#### [Directive]
Pictures do not belong in the copy; restate the records below word for word.

#### [Stored data entries]
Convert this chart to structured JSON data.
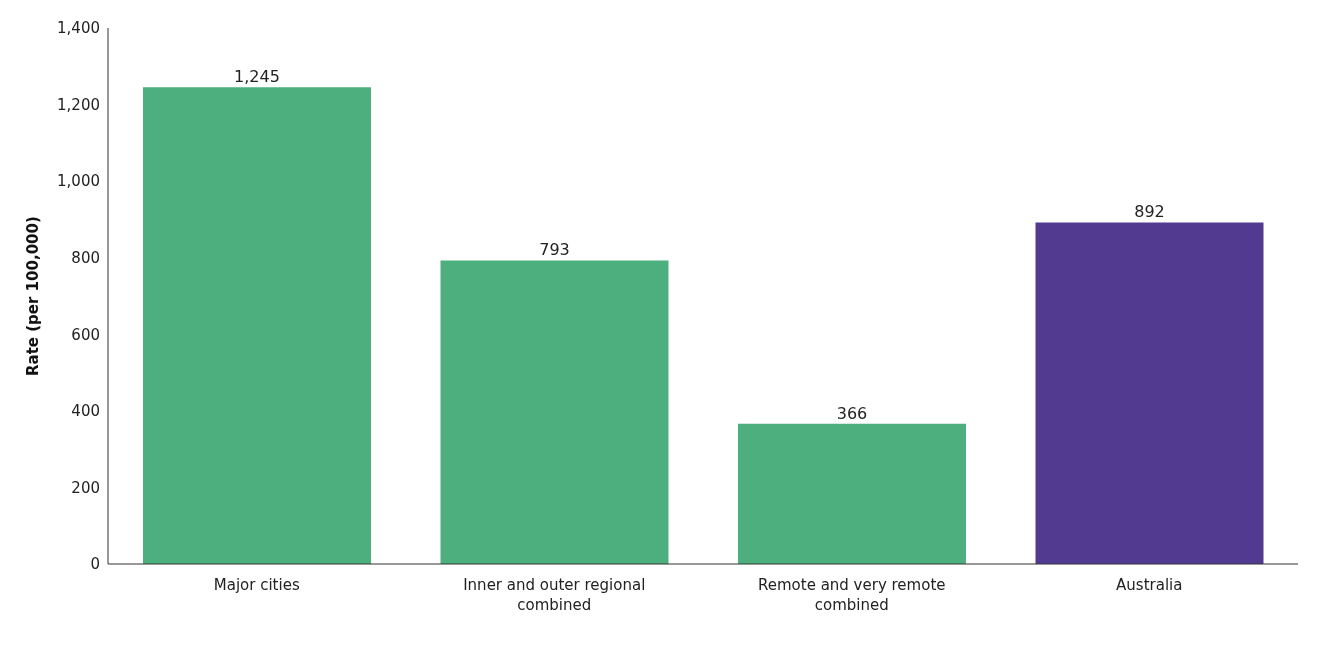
{
  "chart_data": {
    "type": "bar",
    "ylabel": "Rate (per 100,000)",
    "categories": [
      "Major cities",
      "Inner and outer regional combined",
      "Remote and very remote combined",
      "Australia"
    ],
    "values": [
      1245,
      793,
      366,
      892
    ],
    "colors": [
      "#4caf7d",
      "#4caf7d",
      "#4caf7d",
      "#523a91"
    ],
    "ylim": [
      0,
      1400
    ],
    "yticks": [
      0,
      {
        "value": 200,
        "label": "200"
      },
      {
        "value": 400,
        "label": "400"
      },
      {
        "value": 600,
        "label": "600"
      },
      {
        "value": 800,
        "label": "800"
      },
      {
        "value": 1000,
        "label": "1,000"
      },
      {
        "value": 1200,
        "label": "1,200"
      },
      {
        "value": 1400,
        "label": "1,400"
      }
    ],
    "grid": false,
    "value_labels": [
      "1,245",
      "793",
      "366",
      "892"
    ]
  }
}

#### [Solution for this problem]
Convert this chart to structured JSON data.
{
  "chart_data": {
    "type": "bar",
    "ylabel": "Rate (per 100,000)",
    "categories": [
      "Major cities",
      "Inner and outer regional combined",
      "Remote and very remote combined",
      "Australia"
    ],
    "values": [
      1245,
      793,
      366,
      892
    ],
    "colors": [
      "#4caf7d",
      "#4caf7d",
      "#4caf7d",
      "#523a91"
    ],
    "ylim": [
      0,
      1400
    ],
    "yticks": [
      0,
      {
        "value": 200,
        "label": "200"
      },
      {
        "value": 400,
        "label": "400"
      },
      {
        "value": 600,
        "label": "600"
      },
      {
        "value": 800,
        "label": "800"
      },
      {
        "value": 1000,
        "label": "1,000"
      },
      {
        "value": 1200,
        "label": "1,200"
      },
      {
        "value": 1400,
        "label": "1,400"
      }
    ],
    "grid": false,
    "value_labels": [
      "1,245",
      "793",
      "366",
      "892"
    ]
  }
}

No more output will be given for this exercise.